▶ [WHAT IS REQUIRED]:
Copy the records word for word, from the first line through the line containing "computer-icon xyxy=(585,274,594,281)", including that line.

▶ [MATERIAL FOR THE TASK]:

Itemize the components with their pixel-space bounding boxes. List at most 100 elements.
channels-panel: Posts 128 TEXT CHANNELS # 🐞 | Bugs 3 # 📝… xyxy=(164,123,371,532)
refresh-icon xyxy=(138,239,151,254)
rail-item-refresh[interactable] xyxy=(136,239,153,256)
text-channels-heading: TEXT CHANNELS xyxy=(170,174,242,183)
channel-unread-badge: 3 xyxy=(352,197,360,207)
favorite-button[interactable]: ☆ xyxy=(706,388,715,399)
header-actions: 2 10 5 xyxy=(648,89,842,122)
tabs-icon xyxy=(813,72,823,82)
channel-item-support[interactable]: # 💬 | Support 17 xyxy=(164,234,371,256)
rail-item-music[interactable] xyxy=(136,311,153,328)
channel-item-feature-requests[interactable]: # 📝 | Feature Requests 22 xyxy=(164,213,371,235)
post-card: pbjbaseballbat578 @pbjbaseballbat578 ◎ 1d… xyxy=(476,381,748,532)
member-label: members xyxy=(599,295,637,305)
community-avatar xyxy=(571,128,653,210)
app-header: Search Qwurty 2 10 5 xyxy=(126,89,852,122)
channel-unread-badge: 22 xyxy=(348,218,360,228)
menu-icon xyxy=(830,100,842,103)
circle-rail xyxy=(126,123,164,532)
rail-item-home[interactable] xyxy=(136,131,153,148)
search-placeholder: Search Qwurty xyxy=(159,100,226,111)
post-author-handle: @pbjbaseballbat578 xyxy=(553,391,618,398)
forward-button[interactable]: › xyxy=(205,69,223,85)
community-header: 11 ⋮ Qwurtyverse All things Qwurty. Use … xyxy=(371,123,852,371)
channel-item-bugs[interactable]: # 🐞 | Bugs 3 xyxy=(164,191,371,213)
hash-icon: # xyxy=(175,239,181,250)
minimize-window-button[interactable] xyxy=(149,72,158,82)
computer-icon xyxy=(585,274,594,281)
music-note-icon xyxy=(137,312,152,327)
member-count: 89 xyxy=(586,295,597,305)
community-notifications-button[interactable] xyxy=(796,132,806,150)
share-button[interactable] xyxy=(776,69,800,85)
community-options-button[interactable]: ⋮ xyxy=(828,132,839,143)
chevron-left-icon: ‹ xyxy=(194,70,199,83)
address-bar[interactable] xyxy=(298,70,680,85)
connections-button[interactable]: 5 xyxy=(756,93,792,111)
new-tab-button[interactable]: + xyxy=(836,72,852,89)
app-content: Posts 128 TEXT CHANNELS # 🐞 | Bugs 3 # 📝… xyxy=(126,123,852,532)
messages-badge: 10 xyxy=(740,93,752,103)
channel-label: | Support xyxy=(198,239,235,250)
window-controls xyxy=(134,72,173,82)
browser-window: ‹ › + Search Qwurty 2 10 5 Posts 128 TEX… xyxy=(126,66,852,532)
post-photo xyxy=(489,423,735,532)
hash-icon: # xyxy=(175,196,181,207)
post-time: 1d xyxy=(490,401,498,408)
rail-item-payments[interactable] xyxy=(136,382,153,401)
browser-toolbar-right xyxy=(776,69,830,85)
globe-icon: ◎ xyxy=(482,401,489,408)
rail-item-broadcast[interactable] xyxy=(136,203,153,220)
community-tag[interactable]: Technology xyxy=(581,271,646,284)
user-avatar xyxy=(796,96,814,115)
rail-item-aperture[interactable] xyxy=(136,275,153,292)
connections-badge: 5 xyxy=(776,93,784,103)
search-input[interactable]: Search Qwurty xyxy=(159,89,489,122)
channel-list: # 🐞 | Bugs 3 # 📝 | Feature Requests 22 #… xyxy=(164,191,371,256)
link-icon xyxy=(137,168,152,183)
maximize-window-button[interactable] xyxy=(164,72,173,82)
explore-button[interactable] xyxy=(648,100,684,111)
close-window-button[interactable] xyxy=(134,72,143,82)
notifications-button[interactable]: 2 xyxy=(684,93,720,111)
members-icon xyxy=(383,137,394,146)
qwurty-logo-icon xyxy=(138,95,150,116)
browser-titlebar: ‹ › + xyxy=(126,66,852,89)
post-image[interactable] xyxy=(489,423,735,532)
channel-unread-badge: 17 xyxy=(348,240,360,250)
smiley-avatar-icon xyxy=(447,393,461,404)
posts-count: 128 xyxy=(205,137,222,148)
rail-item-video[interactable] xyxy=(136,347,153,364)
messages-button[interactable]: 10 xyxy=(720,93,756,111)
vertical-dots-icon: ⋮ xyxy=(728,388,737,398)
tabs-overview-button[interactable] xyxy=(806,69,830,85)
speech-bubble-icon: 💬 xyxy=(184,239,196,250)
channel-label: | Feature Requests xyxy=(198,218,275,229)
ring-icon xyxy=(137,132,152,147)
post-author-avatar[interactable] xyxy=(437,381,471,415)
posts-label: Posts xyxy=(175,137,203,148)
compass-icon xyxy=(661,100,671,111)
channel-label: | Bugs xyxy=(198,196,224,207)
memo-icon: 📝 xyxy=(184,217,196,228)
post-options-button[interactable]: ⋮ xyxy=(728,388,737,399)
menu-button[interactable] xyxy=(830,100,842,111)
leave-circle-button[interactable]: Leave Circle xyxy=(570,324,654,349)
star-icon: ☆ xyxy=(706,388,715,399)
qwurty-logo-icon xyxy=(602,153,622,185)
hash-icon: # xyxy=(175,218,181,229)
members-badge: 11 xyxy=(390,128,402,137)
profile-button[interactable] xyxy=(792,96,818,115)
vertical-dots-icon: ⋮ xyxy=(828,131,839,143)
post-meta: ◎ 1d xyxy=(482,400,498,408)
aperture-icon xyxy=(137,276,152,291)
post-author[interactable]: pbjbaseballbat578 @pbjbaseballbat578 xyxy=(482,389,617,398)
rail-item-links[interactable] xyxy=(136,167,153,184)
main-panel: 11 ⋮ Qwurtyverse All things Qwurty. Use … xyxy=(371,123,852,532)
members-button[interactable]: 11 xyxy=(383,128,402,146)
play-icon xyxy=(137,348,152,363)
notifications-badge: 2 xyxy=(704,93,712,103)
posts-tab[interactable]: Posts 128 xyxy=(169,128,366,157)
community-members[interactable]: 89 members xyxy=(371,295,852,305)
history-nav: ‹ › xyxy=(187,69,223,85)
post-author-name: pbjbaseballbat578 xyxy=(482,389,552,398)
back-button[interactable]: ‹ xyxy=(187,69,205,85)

▶ [COMPLETE OUTPUT]:
Itemize the components with their pixel-space bounding boxes. List at most 100 elements.
channels-panel: Posts 128 TEXT CHANNELS # 🐞 | Bugs 3 # 📝… xyxy=(164,123,371,532)
refresh-icon xyxy=(138,239,151,254)
rail-item-refresh[interactable] xyxy=(136,239,153,256)
text-channels-heading: TEXT CHANNELS xyxy=(170,174,242,183)
channel-unread-badge: 3 xyxy=(352,197,360,207)
favorite-button[interactable]: ☆ xyxy=(706,388,715,399)
header-actions: 2 10 5 xyxy=(648,89,842,122)
tabs-icon xyxy=(813,72,823,82)
channel-item-support[interactable]: # 💬 | Support 17 xyxy=(164,234,371,256)
rail-item-music[interactable] xyxy=(136,311,153,328)
channel-item-feature-requests[interactable]: # 📝 | Feature Requests 22 xyxy=(164,213,371,235)
post-card: pbjbaseballbat578 @pbjbaseballbat578 ◎ 1d… xyxy=(476,381,748,532)
member-label: members xyxy=(599,295,637,305)
community-avatar xyxy=(571,128,653,210)
app-header: Search Qwurty 2 10 5 xyxy=(126,89,852,122)
channel-unread-badge: 22 xyxy=(348,218,360,228)
menu-icon xyxy=(830,100,842,103)
circle-rail xyxy=(126,123,164,532)
rail-item-home[interactable] xyxy=(136,131,153,148)
search-placeholder: Search Qwurty xyxy=(159,100,226,111)
post-author-handle: @pbjbaseballbat578 xyxy=(553,391,618,398)
forward-button[interactable]: › xyxy=(205,69,223,85)
community-header: 11 ⋮ Qwurtyverse All things Qwurty. Use … xyxy=(371,123,852,371)
channel-item-bugs[interactable]: # 🐞 | Bugs 3 xyxy=(164,191,371,213)
hash-icon: # xyxy=(175,239,181,250)
minimize-window-button[interactable] xyxy=(149,72,158,82)
computer-icon xyxy=(585,274,594,281)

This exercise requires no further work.